→ **Aim**
Set down the whole listing verbatim.

——

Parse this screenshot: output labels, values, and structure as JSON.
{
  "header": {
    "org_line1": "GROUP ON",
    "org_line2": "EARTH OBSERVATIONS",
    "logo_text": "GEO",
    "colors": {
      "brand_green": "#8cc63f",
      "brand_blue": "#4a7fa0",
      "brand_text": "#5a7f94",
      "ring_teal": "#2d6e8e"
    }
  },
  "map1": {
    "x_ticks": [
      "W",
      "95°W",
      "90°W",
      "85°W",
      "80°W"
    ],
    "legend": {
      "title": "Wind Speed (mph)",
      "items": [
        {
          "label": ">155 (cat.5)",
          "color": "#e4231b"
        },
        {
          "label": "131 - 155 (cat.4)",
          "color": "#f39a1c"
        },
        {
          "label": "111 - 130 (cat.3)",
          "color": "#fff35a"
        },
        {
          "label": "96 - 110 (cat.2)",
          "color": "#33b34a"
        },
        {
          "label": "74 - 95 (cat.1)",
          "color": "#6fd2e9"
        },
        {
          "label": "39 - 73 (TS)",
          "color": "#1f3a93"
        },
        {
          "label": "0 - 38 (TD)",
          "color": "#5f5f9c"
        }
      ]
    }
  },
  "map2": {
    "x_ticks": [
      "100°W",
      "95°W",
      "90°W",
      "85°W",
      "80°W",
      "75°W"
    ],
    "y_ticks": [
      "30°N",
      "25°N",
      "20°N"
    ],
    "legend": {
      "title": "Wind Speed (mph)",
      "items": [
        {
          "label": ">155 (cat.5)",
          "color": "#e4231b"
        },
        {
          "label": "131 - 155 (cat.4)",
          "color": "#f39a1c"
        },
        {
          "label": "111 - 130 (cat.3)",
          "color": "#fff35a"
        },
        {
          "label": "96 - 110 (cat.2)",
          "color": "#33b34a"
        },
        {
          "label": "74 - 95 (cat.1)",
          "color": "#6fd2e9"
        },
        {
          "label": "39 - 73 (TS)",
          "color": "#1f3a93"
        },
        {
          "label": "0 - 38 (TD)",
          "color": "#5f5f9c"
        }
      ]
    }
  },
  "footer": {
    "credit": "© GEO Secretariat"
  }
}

——

→ **Expected answer**
Parse this screenshot: output labels, values, and structure as JSON.
{
  "header": {
    "org_line1": "GROUP ON",
    "org_line2": "EARTH OBSERVATIONS",
    "logo_text": "GEO",
    "colors": {
      "brand_green": "#8cc63f",
      "brand_blue": "#4a7fa0",
      "brand_text": "#5a7f94",
      "ring_teal": "#2d6e8e"
    }
  },
  "map1": {
    "x_ticks": [
      "W",
      "95°W",
      "90°W",
      "85°W",
      "80°W"
    ],
    "legend": {
      "title": "Wind Speed (mph)",
      "items": [
        {
          "label": ">155 (cat.5)",
          "color": "#e4231b"
        },
        {
          "label": "131 - 155 (cat.4)",
          "color": "#f39a1c"
        },
        {
          "label": "111 - 130 (cat.3)",
          "color": "#fff35a"
        },
        {
          "label": "96 - 110 (cat.2)",
          "color": "#33b34a"
        },
        {
          "label": "74 - 95 (cat.1)",
          "color": "#6fd2e9"
        },
        {
          "label": "39 - 73 (TS)",
          "color": "#1f3a93"
        },
        {
          "label": "0 - 38 (TD)",
          "color": "#5f5f9c"
        }
      ]
    }
  },
  "map2": {
    "x_ticks": [
      "100°W",
      "95°W",
      "90°W",
      "85°W",
      "80°W",
      "75°W"
    ],
    "y_ticks": [
      "30°N",
      "25°N",
      "20°N"
    ],
    "legend": {
      "title": "Wind Speed (mph)",
      "items": [
        {
          "label": ">155 (cat.5)",
          "color": "#e4231b"
        },
        {
          "label": "131 - 155 (cat.4)",
          "color": "#f39a1c"
        },
        {
          "label": "111 - 130 (cat.3)",
          "color": "#fff35a"
        },
        {
          "label": "96 - 110 (cat.2)",
          "color": "#33b34a"
        },
        {
          "label": "74 - 95 (cat.1)",
          "color": "#6fd2e9"
        },
        {
          "label": "39 - 73 (TS)",
          "color": "#1f3a93"
        },
        {
          "label": "0 - 38 (TD)",
          "color": "#5f5f9c"
        }
      ]
    }
  },
  "footer": {
    "credit": "© GEO Secretariat"
  }
}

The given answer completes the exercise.